* _RECORDS FOR THIS EXERCISE_
+-------+

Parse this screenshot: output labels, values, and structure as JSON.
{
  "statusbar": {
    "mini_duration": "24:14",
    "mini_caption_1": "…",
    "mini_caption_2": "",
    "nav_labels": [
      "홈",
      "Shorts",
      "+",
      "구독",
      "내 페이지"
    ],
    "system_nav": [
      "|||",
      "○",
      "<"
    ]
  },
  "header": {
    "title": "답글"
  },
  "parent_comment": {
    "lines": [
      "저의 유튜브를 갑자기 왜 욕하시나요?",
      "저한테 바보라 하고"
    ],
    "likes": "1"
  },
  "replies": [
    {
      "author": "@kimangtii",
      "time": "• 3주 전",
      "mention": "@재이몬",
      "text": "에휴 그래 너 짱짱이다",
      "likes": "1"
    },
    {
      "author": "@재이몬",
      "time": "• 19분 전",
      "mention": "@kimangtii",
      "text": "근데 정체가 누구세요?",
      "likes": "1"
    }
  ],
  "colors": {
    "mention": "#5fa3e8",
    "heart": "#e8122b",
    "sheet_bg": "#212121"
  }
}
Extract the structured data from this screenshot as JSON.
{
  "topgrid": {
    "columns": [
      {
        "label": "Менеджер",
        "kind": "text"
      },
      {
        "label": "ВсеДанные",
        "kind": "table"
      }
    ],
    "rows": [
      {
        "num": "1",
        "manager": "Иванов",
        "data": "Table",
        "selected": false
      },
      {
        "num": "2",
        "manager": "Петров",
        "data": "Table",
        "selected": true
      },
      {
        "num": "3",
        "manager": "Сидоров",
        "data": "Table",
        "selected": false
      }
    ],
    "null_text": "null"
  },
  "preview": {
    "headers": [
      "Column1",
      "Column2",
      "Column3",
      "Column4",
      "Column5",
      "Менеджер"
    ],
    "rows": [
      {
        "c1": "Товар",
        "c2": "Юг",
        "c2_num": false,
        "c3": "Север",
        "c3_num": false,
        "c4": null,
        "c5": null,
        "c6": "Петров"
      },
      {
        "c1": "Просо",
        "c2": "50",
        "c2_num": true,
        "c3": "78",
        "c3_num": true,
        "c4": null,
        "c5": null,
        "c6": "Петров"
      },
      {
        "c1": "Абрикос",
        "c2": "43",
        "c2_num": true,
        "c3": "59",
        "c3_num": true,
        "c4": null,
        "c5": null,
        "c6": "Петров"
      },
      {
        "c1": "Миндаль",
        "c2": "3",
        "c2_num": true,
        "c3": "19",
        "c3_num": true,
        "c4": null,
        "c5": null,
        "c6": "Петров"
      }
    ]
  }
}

+-------+

Go through the entries and repeat each one exactly.

* _RESULT OF THE EXERCISE_
Parse this screenshot: output labels, values, and structure as JSON.
{
  "statusbar": {
    "mini_duration": "24:14",
    "mini_caption_1": "…",
    "mini_caption_2": "",
    "nav_labels": [
      "홈",
      "Shorts",
      "+",
      "구독",
      "내 페이지"
    ],
    "system_nav": [
      "|||",
      "○",
      "<"
    ]
  },
  "header": {
    "title": "답글"
  },
  "parent_comment": {
    "lines": [
      "저의 유튜브를 갑자기 왜 욕하시나요?",
      "저한테 바보라 하고"
    ],
    "likes": "1"
  },
  "replies": [
    {
      "author": "@kimangtii",
      "time": "• 3주 전",
      "mention": "@재이몬",
      "text": "에휴 그래 너 짱짱이다",
      "likes": "1"
    },
    {
      "author": "@재이몬",
      "time": "• 19분 전",
      "mention": "@kimangtii",
      "text": "근데 정체가 누구세요?",
      "likes": "1"
    }
  ],
  "colors": {
    "mention": "#5fa3e8",
    "heart": "#e8122b",
    "sheet_bg": "#212121"
  }
}
Extract the structured data from this screenshot as JSON.
{
  "topgrid": {
    "columns": [
      {
        "label": "Менеджер",
        "kind": "text"
      },
      {
        "label": "ВсеДанные",
        "kind": "table"
      }
    ],
    "rows": [
      {
        "num": "1",
        "manager": "Иванов",
        "data": "Table",
        "selected": false
      },
      {
        "num": "2",
        "manager": "Петров",
        "data": "Table",
        "selected": true
      },
      {
        "num": "3",
        "manager": "Сидоров",
        "data": "Table",
        "selected": false
      }
    ],
    "null_text": "null"
  },
  "preview": {
    "headers": [
      "Column1",
      "Column2",
      "Column3",
      "Column4",
      "Column5",
      "Менеджер"
    ],
    "rows": [
      {
        "c1": "Товар",
        "c2": "Юг",
        "c2_num": false,
        "c3": "Север",
        "c3_num": false,
        "c4": null,
        "c5": null,
        "c6": "Петров"
      },
      {
        "c1": "Просо",
        "c2": "50",
        "c2_num": true,
        "c3": "78",
        "c3_num": true,
        "c4": null,
        "c5": null,
        "c6": "Петров"
      },
      {
        "c1": "Абрикос",
        "c2": "43",
        "c2_num": true,
        "c3": "59",
        "c3_num": true,
        "c4": null,
        "c5": null,
        "c6": "Петров"
      },
      {
        "c1": "Миндаль",
        "c2": "3",
        "c2_num": true,
        "c3": "19",
        "c3_num": true,
        "c4": null,
        "c5": null,
        "c6": "Петров"
      }
    ]
  }
}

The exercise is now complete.